What to produce>
Quote all of the data exactly as given. Skip every picture it contains.

(Dataset records)
-=-=-=-=-
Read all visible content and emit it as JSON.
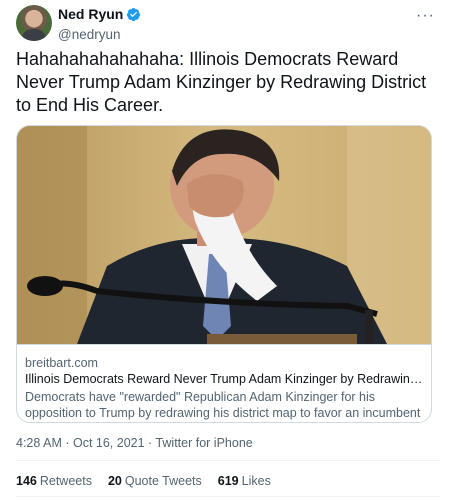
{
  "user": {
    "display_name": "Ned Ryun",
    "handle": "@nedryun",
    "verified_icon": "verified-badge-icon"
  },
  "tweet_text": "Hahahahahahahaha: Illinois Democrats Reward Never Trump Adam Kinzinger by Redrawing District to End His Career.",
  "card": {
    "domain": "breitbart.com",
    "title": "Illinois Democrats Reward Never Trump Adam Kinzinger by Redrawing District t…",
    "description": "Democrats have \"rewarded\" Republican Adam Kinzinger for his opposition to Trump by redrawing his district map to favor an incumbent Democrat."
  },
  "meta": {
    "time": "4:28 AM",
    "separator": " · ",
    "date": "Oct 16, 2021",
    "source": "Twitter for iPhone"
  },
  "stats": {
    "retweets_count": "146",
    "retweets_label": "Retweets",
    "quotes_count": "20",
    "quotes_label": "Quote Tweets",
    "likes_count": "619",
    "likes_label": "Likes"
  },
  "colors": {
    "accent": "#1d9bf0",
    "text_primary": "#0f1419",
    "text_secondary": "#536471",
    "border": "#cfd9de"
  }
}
-=-=-=-=-
Finished task>
Read all visible content and emit it as JSON.
{
  "user": {
    "display_name": "Ned Ryun",
    "handle": "@nedryun",
    "verified_icon": "verified-badge-icon"
  },
  "tweet_text": "Hahahahahahahaha: Illinois Democrats Reward Never Trump Adam Kinzinger by Redrawing District to End His Career.",
  "card": {
    "domain": "breitbart.com",
    "title": "Illinois Democrats Reward Never Trump Adam Kinzinger by Redrawing District t…",
    "description": "Democrats have \"rewarded\" Republican Adam Kinzinger for his opposition to Trump by redrawing his district map to favor an incumbent Democrat."
  },
  "meta": {
    "time": "4:28 AM",
    "separator": " · ",
    "date": "Oct 16, 2021",
    "source": "Twitter for iPhone"
  },
  "stats": {
    "retweets_count": "146",
    "retweets_label": "Retweets",
    "quotes_count": "20",
    "quotes_label": "Quote Tweets",
    "likes_count": "619",
    "likes_label": "Likes"
  },
  "colors": {
    "accent": "#1d9bf0",
    "text_primary": "#0f1419",
    "text_secondary": "#536471",
    "border": "#cfd9de"
  }
}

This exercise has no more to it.